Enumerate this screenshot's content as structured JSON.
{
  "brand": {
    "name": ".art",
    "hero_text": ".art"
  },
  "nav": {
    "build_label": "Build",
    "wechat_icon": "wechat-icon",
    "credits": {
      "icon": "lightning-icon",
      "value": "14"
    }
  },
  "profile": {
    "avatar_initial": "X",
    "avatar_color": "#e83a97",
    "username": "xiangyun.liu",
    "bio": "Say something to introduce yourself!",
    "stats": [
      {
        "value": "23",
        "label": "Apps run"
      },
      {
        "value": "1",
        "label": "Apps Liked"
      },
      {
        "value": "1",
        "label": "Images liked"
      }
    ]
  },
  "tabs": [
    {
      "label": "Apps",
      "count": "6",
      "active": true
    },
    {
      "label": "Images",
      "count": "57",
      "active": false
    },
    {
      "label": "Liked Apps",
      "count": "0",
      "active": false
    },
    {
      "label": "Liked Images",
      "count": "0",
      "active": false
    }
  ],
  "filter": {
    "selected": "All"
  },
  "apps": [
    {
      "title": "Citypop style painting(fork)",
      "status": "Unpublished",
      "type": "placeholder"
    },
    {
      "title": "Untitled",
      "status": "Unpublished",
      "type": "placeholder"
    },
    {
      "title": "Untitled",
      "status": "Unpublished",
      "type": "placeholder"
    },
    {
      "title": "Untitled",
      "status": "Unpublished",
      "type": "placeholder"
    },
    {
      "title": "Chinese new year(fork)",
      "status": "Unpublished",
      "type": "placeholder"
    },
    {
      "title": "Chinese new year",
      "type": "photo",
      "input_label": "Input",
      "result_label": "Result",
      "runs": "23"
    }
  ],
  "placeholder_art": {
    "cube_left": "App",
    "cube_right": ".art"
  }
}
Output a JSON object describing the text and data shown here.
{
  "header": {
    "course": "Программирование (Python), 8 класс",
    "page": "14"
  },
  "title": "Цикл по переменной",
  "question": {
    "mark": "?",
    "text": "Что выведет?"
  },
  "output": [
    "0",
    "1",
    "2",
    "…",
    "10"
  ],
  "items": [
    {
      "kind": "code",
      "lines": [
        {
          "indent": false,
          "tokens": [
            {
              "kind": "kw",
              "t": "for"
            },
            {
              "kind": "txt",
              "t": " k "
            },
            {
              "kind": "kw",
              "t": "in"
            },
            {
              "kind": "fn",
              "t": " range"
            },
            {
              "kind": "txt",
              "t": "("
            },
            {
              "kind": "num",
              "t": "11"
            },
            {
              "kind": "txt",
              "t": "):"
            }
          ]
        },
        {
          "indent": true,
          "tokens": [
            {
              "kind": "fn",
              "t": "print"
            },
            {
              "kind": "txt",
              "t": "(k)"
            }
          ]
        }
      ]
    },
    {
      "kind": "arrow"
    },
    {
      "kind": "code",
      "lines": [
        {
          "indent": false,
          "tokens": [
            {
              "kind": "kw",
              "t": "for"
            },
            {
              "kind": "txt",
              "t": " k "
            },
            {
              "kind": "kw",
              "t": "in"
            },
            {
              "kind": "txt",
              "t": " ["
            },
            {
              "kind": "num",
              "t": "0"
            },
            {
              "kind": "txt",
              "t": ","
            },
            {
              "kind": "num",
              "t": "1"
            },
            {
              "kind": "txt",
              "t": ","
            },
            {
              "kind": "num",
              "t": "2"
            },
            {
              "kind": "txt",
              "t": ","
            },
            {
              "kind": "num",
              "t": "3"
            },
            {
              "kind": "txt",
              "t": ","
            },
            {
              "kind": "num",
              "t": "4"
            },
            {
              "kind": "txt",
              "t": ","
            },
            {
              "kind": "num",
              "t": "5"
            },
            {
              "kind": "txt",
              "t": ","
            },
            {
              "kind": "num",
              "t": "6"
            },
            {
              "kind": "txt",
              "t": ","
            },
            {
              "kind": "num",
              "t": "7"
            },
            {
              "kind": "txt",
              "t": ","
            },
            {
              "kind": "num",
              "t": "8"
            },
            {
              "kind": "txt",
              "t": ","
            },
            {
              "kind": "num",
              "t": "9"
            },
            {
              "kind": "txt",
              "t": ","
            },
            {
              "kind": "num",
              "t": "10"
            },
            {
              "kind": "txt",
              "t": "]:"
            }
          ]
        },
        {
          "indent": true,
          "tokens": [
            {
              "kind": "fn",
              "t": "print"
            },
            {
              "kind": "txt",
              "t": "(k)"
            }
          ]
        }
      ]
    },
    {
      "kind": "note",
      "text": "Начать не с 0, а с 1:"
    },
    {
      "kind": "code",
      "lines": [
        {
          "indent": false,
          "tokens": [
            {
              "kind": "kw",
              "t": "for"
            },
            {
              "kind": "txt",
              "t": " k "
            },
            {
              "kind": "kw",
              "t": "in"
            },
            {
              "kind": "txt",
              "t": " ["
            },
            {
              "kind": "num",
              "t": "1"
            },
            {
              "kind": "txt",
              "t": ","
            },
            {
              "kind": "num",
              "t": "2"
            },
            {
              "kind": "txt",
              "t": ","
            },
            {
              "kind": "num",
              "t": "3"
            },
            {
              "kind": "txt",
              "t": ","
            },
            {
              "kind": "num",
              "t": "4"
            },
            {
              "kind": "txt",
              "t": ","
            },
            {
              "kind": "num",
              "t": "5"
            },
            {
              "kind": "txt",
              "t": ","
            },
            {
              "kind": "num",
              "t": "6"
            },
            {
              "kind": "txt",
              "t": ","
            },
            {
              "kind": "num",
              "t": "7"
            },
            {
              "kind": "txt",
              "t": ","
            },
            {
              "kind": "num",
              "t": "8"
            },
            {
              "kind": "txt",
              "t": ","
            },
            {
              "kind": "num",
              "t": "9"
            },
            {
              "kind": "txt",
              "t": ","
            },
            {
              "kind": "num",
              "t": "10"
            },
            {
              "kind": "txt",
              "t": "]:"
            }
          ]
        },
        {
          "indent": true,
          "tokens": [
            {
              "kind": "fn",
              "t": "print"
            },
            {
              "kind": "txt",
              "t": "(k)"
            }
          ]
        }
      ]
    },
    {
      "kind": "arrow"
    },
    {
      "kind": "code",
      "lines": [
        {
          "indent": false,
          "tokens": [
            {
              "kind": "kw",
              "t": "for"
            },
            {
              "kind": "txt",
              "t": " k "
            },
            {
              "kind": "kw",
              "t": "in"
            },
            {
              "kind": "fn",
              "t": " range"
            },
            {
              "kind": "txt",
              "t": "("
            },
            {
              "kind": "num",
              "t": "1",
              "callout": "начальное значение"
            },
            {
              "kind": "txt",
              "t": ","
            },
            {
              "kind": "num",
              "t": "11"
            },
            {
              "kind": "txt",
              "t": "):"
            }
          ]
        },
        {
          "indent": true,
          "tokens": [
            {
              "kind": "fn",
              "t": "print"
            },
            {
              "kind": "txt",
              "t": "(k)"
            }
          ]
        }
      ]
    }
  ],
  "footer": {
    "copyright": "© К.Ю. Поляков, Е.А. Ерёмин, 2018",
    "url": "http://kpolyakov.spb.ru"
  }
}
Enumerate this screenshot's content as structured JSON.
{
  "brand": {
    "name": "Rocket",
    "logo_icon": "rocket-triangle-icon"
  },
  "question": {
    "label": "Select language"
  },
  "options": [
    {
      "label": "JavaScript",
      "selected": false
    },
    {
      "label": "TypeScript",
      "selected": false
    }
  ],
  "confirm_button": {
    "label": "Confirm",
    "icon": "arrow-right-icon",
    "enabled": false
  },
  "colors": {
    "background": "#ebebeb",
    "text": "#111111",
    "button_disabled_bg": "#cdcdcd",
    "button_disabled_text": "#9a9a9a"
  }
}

──────

TASK BRIEF
Write out all the lines again, exactly as they are.

THE OUTPUT
Enumerate this screenshot's content as structured JSON.
{
  "brand": {
    "name": ".art",
    "hero_text": ".art"
  },
  "nav": {
    "build_label": "Build",
    "wechat_icon": "wechat-icon",
    "credits": {
      "icon": "lightning-icon",
      "value": "14"
    }
  },
  "profile": {
    "avatar_initial": "X",
    "avatar_color": "#e83a97",
    "username": "xiangyun.liu",
    "bio": "Say something to introduce yourself!",
    "stats": [
      {
        "value": "23",
        "label": "Apps run"
      },
      {
        "value": "1",
        "label": "Apps Liked"
      },
      {
        "value": "1",
        "label": "Images liked"
      }
    ]
  },
  "tabs": [
    {
      "label": "Apps",
      "count": "6",
      "active": true
    },
    {
      "label": "Images",
      "count": "57",
      "active": false
    },
    {
      "label": "Liked Apps",
      "count": "0",
      "active": false
    },
    {
      "label": "Liked Images",
      "count": "0",
      "active": false
    }
  ],
  "filter": {
    "selected": "All"
  },
  "apps": [
    {
      "title": "Citypop style painting(fork)",
      "status": "Unpublished",
      "type": "placeholder"
    },
    {
      "title": "Untitled",
      "status": "Unpublished",
      "type": "placeholder"
    },
    {
      "title": "Untitled",
      "status": "Unpublished",
      "type": "placeholder"
    },
    {
      "title": "Untitled",
      "status": "Unpublished",
      "type": "placeholder"
    },
    {
      "title": "Chinese new year(fork)",
      "status": "Unpublished",
      "type": "placeholder"
    },
    {
      "title": "Chinese new year",
      "type": "photo",
      "input_label": "Input",
      "result_label": "Result",
      "runs": "23"
    }
  ],
  "placeholder_art": {
    "cube_left": "App",
    "cube_right": ".art"
  }
}
Output a JSON object describing the text and data shown here.
{
  "header": {
    "course": "Программирование (Python), 8 класс",
    "page": "14"
  },
  "title": "Цикл по переменной",
  "question": {
    "mark": "?",
    "text": "Что выведет?"
  },
  "output": [
    "0",
    "1",
    "2",
    "…",
    "10"
  ],
  "items": [
    {
      "kind": "code",
      "lines": [
        {
          "indent": false,
          "tokens": [
            {
              "kind": "kw",
              "t": "for"
            },
            {
              "kind": "txt",
              "t": " k "
            },
            {
              "kind": "kw",
              "t": "in"
            },
            {
              "kind": "fn",
              "t": " range"
            },
            {
              "kind": "txt",
              "t": "("
            },
            {
              "kind": "num",
              "t": "11"
            },
            {
              "kind": "txt",
              "t": "):"
            }
          ]
        },
        {
          "indent": true,
          "tokens": [
            {
              "kind": "fn",
              "t": "print"
            },
            {
              "kind": "txt",
              "t": "(k)"
            }
          ]
        }
      ]
    },
    {
      "kind": "arrow"
    },
    {
      "kind": "code",
      "lines": [
        {
          "indent": false,
          "tokens": [
            {
              "kind": "kw",
              "t": "for"
            },
            {
              "kind": "txt",
              "t": " k "
            },
            {
              "kind": "kw",
              "t": "in"
            },
            {
              "kind": "txt",
              "t": " ["
            },
            {
              "kind": "num",
              "t": "0"
            },
            {
              "kind": "txt",
              "t": ","
            },
            {
              "kind": "num",
              "t": "1"
            },
            {
              "kind": "txt",
              "t": ","
            },
            {
              "kind": "num",
              "t": "2"
            },
            {
              "kind": "txt",
              "t": ","
            },
            {
              "kind": "num",
              "t": "3"
            },
            {
              "kind": "txt",
              "t": ","
            },
            {
              "kind": "num",
              "t": "4"
            },
            {
              "kind": "txt",
              "t": ","
            },
            {
              "kind": "num",
              "t": "5"
            },
            {
              "kind": "txt",
              "t": ","
            },
            {
              "kind": "num",
              "t": "6"
            },
            {
              "kind": "txt",
              "t": ","
            },
            {
              "kind": "num",
              "t": "7"
            },
            {
              "kind": "txt",
              "t": ","
            },
            {
              "kind": "num",
              "t": "8"
            },
            {
              "kind": "txt",
              "t": ","
            },
            {
              "kind": "num",
              "t": "9"
            },
            {
              "kind": "txt",
              "t": ","
            },
            {
              "kind": "num",
              "t": "10"
            },
            {
              "kind": "txt",
              "t": "]:"
            }
          ]
        },
        {
          "indent": true,
          "tokens": [
            {
              "kind": "fn",
              "t": "print"
            },
            {
              "kind": "txt",
              "t": "(k)"
            }
          ]
        }
      ]
    },
    {
      "kind": "note",
      "text": "Начать не с 0, а с 1:"
    },
    {
      "kind": "code",
      "lines": [
        {
          "indent": false,
          "tokens": [
            {
              "kind": "kw",
              "t": "for"
            },
            {
              "kind": "txt",
              "t": " k "
            },
            {
              "kind": "kw",
              "t": "in"
            },
            {
              "kind": "txt",
              "t": " ["
            },
            {
              "kind": "num",
              "t": "1"
            },
            {
              "kind": "txt",
              "t": ","
            },
            {
              "kind": "num",
              "t": "2"
            },
            {
              "kind": "txt",
              "t": ","
            },
            {
              "kind": "num",
              "t": "3"
            },
            {
              "kind": "txt",
              "t": ","
            },
            {
              "kind": "num",
              "t": "4"
            },
            {
              "kind": "txt",
              "t": ","
            },
            {
              "kind": "num",
              "t": "5"
            },
            {
              "kind": "txt",
              "t": ","
            },
            {
              "kind": "num",
              "t": "6"
            },
            {
              "kind": "txt",
              "t": ","
            },
            {
              "kind": "num",
              "t": "7"
            },
            {
              "kind": "txt",
              "t": ","
            },
            {
              "kind": "num",
              "t": "8"
            },
            {
              "kind": "txt",
              "t": ","
            },
            {
              "kind": "num",
              "t": "9"
            },
            {
              "kind": "txt",
              "t": ","
            },
            {
              "kind": "num",
              "t": "10"
            },
            {
              "kind": "txt",
              "t": "]:"
            }
          ]
        },
        {
          "indent": true,
          "tokens": [
            {
              "kind": "fn",
              "t": "print"
            },
            {
              "kind": "txt",
              "t": "(k)"
            }
          ]
        }
      ]
    },
    {
      "kind": "arrow"
    },
    {
      "kind": "code",
      "lines": [
        {
          "indent": false,
          "tokens": [
            {
              "kind": "kw",
              "t": "for"
            },
            {
              "kind": "txt",
              "t": " k "
            },
            {
              "kind": "kw",
              "t": "in"
            },
            {
              "kind": "fn",
              "t": " range"
            },
            {
              "kind": "txt",
              "t": "("
            },
            {
              "kind": "num",
              "t": "1",
              "callout": "начальное значение"
            },
            {
              "kind": "txt",
              "t": ","
            },
            {
              "kind": "num",
              "t": "11"
            },
            {
              "kind": "txt",
              "t": "):"
            }
          ]
        },
        {
          "indent": true,
          "tokens": [
            {
              "kind": "fn",
              "t": "print"
            },
            {
              "kind": "txt",
              "t": "(k)"
            }
          ]
        }
      ]
    }
  ],
  "footer": {
    "copyright": "© К.Ю. Поляков, Е.А. Ерёмин, 2018",
    "url": "http://kpolyakov.spb.ru"
  }
}
Enumerate this screenshot's content as structured JSON.
{
  "brand": {
    "name": "Rocket",
    "logo_icon": "rocket-triangle-icon"
  },
  "question": {
    "label": "Select language"
  },
  "options": [
    {
      "label": "JavaScript",
      "selected": false
    },
    {
      "label": "TypeScript",
      "selected": false
    }
  ],
  "confirm_button": {
    "label": "Confirm",
    "icon": "arrow-right-icon",
    "enabled": false
  },
  "colors": {
    "background": "#ebebeb",
    "text": "#111111",
    "button_disabled_bg": "#cdcdcd",
    "button_disabled_text": "#9a9a9a"
  }
}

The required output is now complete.